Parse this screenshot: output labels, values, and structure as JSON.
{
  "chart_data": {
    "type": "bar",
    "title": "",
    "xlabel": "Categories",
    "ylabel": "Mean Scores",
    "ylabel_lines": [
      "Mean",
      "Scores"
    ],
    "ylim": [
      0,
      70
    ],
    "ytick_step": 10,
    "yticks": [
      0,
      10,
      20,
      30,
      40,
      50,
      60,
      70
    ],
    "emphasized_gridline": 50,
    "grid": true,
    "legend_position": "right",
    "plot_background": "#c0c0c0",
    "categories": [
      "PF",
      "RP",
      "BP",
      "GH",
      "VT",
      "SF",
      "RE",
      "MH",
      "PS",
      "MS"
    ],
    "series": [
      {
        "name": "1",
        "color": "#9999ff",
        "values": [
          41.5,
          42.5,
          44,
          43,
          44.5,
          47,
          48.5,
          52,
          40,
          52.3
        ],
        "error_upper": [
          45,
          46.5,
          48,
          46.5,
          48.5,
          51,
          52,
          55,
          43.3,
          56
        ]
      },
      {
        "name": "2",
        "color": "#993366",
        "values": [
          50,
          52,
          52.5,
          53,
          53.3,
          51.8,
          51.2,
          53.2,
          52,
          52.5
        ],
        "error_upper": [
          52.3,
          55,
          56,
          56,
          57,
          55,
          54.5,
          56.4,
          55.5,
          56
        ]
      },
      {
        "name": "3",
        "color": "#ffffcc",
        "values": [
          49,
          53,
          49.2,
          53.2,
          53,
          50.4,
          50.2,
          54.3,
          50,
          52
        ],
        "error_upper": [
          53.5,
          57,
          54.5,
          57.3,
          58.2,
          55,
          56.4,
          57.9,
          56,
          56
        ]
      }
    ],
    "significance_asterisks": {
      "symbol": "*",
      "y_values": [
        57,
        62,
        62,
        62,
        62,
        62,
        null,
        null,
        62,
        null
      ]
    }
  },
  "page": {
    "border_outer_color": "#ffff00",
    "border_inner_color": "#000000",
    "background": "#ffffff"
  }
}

^^^^^^^^^^^^^^^^

* **Exercise task**:
Quote the listing in full, please, keeping every line exact.

* **Task solution**:
Parse this screenshot: output labels, values, and structure as JSON.
{
  "chart_data": {
    "type": "bar",
    "title": "",
    "xlabel": "Categories",
    "ylabel": "Mean Scores",
    "ylabel_lines": [
      "Mean",
      "Scores"
    ],
    "ylim": [
      0,
      70
    ],
    "ytick_step": 10,
    "yticks": [
      0,
      10,
      20,
      30,
      40,
      50,
      60,
      70
    ],
    "emphasized_gridline": 50,
    "grid": true,
    "legend_position": "right",
    "plot_background": "#c0c0c0",
    "categories": [
      "PF",
      "RP",
      "BP",
      "GH",
      "VT",
      "SF",
      "RE",
      "MH",
      "PS",
      "MS"
    ],
    "series": [
      {
        "name": "1",
        "color": "#9999ff",
        "values": [
          41.5,
          42.5,
          44,
          43,
          44.5,
          47,
          48.5,
          52,
          40,
          52.3
        ],
        "error_upper": [
          45,
          46.5,
          48,
          46.5,
          48.5,
          51,
          52,
          55,
          43.3,
          56
        ]
      },
      {
        "name": "2",
        "color": "#993366",
        "values": [
          50,
          52,
          52.5,
          53,
          53.3,
          51.8,
          51.2,
          53.2,
          52,
          52.5
        ],
        "error_upper": [
          52.3,
          55,
          56,
          56,
          57,
          55,
          54.5,
          56.4,
          55.5,
          56
        ]
      },
      {
        "name": "3",
        "color": "#ffffcc",
        "values": [
          49,
          53,
          49.2,
          53.2,
          53,
          50.4,
          50.2,
          54.3,
          50,
          52
        ],
        "error_upper": [
          53.5,
          57,
          54.5,
          57.3,
          58.2,
          55,
          56.4,
          57.9,
          56,
          56
        ]
      }
    ],
    "significance_asterisks": {
      "symbol": "*",
      "y_values": [
        57,
        62,
        62,
        62,
        62,
        62,
        null,
        null,
        62,
        null
      ]
    }
  },
  "page": {
    "border_outer_color": "#ffff00",
    "border_inner_color": "#000000",
    "background": "#ffffff"
  }
}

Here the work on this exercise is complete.